◆ **Excerpted passage**:
──────────
The problem is the us and them mentality exists, is very prevalent but basically invisible to or ignored by those on one side of the divide. Addressing issue already present isn't significantly furthering the divide, it's making people aware of what's already there. All the people saying "look how divided we are now!" fail to realise this has always been the way.
But language DOES matter, and it DOES help people. It's a bit more abstract and decoupled, but shit, you're supposed to be a coder (you ARE on a programming forum), so I'm sure you can handle adding 1 and 1 and getting to 2.
https://en.wikipedia.org/wiki/Washington_Redskins_name_contr...
https://www.mediaite.com/sports/breaking-washington-redskins...
>BREAKING: Washington Redskins Expected to Announce Retirement of Team Name on Monday
Before we assume that such things are stupid superstitions or applying race on a term (or choosing not to apply terms in race context) we should listen to the other side of the plate.
We don't have to rename it all immediately, but let's start with the easy stuff and ripple it thru. How hard can it be?
In any case, blocklist, allowlist is way more descriptive than blacklist and whitelist. It describes WHAT the thing does, whereas the black/white relies on a cultural mnemonic that black is bad and white is good. Just name things for what they do, how hard is that?
Why not use pastel colors for chess and checkers because colors black and white are so effing bad?
Should we review the Yin and Yang color semantics too ? Am I offending people when I print my financial statement on WHITE paper? With BLACK ink?
Will there be forbidden words everywhere soon? Should I be able to pronounce the word "slave" in public or will I get stoned for it? Is there going to be a police dedicated to monitor people's use of "disturbing words" that we collectively decided would hurt the sensibility of communities, and started enforcing?
Am I going to loose my job if I commit a diff with forbidden words by the Great List Of Acceptable Words That Don't Discriminate Any Minority In The World? Will my commits to the linux kernel be refused if I chose one word badly, regardless of the actual VALUE of my code? Are we going to cleanse the Kernel from words like fuck or shit or arab? Will there be a PG rating when opening github's project pages so that we don't expose our children to these subversive tractations?
People are starting to confuse their own sensibilities and the greater good. When people start banning words and ideas, they slowly start communitarism and self-isolating rhetorics. They restric their views by hiding the rest of the things they don't like. This just looks like another puritan American move, and it's spreading like karens around the developer community.
This is just like the fake inclusivity where devs are starting to put in their repos what they call "Code of Conduct" where you are now asked to think about the cultural impact of your "Typo FIX" commit over the N communities that would prefer that you call your global variable "allowedList" rather than "whiteList". Oh my.. I don't care. I want my code to be functionally correct, not make BHL happy. Shit, I'm not writing to make a political statement, I'm fixing my SCSI driver implementation.
I've never like colour based names anyway too ambiguous.
That's the problem with replacing an actual word with a new term. You get something that would be equivalent, but it doesn't have that innate understanding.
It's not a big sacrifice, but it's less immediately clear.
If you really want to build something for all times, don't load it up with cultural baggage that will go obsolete.
The reductio ad absurdum where any mention of a color is considered harmful is based in the assumption that the issue is with mentioning color. It might be useful to distinguish when a color is just a color (e.g. red/black trees), and when a metaphor is borrowed from an actual crime against humanity (e.g. master/slave).
I don't disagree with your conclusion, but this is such an America-centric statement. Slavery is alive and well today. There are more slaves now than at any past time.
──────────
◆ **Given records**:

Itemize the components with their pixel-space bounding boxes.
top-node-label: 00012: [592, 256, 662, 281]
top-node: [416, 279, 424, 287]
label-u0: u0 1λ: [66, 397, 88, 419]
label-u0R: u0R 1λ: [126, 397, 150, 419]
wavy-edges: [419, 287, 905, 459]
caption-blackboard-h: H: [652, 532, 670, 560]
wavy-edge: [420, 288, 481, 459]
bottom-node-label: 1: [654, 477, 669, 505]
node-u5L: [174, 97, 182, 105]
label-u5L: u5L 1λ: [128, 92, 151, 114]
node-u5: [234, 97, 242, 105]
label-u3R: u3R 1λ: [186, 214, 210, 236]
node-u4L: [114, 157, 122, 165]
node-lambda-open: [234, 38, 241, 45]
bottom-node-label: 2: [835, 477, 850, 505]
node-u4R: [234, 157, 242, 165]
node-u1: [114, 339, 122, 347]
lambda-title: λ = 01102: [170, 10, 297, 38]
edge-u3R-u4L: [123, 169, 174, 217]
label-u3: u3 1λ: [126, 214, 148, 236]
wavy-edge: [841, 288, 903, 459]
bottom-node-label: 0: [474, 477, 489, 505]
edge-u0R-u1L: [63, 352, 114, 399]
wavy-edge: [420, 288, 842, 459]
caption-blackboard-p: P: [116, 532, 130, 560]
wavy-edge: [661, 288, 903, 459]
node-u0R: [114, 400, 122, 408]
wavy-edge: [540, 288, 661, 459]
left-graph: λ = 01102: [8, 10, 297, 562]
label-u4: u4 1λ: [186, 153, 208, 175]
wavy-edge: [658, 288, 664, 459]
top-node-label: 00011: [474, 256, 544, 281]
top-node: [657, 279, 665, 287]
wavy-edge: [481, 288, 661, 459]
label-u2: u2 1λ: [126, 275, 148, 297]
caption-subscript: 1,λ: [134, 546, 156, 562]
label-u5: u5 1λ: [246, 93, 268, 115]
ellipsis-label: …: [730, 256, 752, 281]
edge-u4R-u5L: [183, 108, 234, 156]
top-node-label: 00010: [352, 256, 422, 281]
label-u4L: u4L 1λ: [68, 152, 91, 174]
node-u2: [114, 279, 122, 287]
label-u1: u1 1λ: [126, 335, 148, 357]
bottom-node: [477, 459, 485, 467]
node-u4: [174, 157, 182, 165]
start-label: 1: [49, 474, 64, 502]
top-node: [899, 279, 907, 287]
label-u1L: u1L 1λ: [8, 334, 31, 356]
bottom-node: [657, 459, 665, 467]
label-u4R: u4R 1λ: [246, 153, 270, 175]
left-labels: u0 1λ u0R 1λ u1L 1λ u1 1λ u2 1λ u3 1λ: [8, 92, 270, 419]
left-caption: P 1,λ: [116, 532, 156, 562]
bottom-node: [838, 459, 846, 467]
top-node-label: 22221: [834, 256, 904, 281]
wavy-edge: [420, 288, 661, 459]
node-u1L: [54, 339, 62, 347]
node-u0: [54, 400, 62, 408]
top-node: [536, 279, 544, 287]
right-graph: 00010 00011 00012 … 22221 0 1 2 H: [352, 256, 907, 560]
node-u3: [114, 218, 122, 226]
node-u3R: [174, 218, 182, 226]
──────────
◆ **Study questions**:
• 1. According to the comments, what were the Washington Redskins expected to announce on Monday?
• 2. Rewrite the comments starting with "This is just" and going on through "anyway too ambiguous.", swapping "SCSI driver" for "USB driver".

◆ **Replies**:
• 1. The retirement of the team name.

• 2.
This is just like the fake inclusivity where devs are starting to put in their repos what they call "Code of Conduct" where you are now asked to think about the cultural impact of your "Typo FIX" commit over the N communities that would prefer that you call your global variable "allowedList" rather than "whiteList". Oh my.. I don't care. I want my code to be functionally correct, not make BHL happy. Shit, I'm not writing to make a political statement, I'm fixing my USB driver implementation.
I've never like colour based names anyway too ambiguous.